=== Given instruction ===
Reading the listing below, count the lines that contain the word "text" and give that count alone.
__________________________________________________
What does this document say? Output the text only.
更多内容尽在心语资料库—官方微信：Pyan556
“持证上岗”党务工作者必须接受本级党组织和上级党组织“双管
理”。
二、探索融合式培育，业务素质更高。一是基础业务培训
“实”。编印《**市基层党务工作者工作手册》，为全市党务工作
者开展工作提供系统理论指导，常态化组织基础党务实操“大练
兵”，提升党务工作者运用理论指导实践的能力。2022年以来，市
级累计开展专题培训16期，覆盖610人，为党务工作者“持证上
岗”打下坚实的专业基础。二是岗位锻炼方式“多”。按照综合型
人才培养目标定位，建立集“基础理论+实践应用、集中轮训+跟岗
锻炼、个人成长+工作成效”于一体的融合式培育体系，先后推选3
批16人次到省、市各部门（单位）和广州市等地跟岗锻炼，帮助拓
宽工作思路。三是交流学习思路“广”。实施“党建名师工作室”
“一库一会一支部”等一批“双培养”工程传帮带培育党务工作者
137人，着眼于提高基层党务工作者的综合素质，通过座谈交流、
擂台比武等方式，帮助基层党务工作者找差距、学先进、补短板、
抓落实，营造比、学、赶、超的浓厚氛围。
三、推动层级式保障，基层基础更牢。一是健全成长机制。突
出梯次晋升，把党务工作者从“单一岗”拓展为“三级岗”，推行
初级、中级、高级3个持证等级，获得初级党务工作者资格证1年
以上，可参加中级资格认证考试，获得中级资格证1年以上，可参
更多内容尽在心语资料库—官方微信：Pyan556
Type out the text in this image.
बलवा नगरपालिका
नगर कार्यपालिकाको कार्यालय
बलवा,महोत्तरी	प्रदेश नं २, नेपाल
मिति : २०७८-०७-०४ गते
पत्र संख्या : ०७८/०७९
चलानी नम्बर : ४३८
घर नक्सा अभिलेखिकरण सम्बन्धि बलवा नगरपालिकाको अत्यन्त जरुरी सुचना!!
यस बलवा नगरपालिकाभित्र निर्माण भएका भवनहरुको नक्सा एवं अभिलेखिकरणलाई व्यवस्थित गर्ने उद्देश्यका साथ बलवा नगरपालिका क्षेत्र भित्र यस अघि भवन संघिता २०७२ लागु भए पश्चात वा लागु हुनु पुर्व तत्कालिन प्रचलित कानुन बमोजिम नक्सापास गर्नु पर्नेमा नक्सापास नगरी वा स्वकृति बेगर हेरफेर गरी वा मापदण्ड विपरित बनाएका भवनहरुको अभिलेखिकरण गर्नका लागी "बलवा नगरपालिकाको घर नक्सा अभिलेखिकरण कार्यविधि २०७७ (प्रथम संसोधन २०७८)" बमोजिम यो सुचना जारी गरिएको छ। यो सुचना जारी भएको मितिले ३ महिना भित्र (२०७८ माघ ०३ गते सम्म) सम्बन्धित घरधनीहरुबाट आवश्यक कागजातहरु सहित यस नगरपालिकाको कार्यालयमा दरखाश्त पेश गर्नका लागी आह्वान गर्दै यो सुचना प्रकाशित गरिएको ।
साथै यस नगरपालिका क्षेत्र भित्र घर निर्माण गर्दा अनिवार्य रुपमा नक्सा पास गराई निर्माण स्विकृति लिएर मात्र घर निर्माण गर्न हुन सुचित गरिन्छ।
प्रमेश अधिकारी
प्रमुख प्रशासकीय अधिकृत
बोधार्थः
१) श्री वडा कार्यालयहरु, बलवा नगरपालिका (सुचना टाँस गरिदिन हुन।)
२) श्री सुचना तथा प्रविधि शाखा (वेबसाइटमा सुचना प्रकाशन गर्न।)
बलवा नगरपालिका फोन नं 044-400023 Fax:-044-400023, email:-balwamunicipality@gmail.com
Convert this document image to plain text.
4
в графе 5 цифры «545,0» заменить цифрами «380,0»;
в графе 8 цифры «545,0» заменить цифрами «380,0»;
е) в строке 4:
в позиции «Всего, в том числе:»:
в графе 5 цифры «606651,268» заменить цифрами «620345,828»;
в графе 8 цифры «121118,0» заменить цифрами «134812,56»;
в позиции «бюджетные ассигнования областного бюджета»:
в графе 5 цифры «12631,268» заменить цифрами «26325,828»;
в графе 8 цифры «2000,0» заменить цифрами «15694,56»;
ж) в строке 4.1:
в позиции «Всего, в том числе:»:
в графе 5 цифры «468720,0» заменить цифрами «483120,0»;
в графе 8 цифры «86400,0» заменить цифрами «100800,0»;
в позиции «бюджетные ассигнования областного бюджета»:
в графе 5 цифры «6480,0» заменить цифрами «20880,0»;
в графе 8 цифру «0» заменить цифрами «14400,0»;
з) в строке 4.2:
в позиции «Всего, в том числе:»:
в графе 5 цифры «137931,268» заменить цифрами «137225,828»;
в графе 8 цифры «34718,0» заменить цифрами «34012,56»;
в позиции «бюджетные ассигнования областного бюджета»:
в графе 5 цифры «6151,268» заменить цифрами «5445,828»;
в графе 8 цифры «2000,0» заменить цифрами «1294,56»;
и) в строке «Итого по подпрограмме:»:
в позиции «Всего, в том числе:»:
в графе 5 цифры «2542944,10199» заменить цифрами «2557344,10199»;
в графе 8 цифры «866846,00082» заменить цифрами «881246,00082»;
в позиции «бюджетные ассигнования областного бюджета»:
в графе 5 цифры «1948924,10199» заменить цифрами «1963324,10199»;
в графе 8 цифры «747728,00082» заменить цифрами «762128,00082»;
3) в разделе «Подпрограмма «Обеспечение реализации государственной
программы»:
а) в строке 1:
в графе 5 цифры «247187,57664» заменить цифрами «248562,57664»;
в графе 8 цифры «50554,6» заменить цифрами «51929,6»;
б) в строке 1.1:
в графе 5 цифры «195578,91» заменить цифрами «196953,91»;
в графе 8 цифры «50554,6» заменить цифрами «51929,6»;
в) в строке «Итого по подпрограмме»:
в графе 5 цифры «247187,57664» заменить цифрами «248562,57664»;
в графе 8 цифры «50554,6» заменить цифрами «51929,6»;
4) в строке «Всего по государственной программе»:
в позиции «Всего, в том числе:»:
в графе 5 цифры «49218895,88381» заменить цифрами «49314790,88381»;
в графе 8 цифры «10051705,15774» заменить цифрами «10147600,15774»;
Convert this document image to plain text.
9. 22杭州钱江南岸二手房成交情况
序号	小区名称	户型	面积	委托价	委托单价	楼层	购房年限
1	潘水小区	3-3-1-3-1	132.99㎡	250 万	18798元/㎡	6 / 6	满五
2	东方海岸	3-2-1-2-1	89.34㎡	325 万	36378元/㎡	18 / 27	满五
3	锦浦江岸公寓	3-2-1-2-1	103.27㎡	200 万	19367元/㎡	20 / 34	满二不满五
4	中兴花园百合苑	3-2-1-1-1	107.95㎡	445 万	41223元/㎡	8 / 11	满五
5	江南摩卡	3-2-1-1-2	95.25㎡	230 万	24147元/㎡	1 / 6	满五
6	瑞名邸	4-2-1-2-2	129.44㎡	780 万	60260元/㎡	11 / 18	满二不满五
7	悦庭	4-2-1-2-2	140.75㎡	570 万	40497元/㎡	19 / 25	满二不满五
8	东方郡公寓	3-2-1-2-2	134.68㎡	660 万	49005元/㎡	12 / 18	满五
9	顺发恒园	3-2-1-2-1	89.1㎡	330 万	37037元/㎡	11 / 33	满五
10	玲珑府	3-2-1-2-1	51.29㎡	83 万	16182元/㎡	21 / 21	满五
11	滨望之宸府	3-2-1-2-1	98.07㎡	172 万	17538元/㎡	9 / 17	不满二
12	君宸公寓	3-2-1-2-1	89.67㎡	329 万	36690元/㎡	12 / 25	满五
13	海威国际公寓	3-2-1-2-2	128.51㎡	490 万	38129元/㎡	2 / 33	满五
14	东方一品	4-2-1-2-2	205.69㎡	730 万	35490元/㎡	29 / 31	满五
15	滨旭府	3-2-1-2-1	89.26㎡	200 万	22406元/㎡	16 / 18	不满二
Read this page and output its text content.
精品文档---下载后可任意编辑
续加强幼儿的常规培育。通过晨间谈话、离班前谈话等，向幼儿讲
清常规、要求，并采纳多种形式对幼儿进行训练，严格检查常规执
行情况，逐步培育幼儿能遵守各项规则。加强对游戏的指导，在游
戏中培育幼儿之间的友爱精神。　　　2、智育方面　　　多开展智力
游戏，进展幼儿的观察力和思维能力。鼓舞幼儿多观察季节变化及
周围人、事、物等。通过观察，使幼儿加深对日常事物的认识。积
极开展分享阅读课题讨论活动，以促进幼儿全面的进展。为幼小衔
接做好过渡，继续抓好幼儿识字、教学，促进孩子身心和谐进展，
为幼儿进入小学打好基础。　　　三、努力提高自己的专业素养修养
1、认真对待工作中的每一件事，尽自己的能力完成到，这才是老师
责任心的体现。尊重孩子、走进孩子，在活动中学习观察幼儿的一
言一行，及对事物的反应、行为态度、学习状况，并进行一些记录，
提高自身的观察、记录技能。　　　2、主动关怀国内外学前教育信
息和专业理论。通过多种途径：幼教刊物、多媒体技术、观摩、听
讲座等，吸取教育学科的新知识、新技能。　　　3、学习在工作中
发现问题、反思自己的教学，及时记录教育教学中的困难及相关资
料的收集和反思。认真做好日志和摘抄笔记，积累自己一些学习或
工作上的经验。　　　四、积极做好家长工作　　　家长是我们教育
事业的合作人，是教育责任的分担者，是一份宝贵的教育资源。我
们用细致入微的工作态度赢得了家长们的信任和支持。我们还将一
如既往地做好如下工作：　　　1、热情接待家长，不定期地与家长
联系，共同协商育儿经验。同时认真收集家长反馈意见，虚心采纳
__________________________________________________
=== Response for this exercise ===
5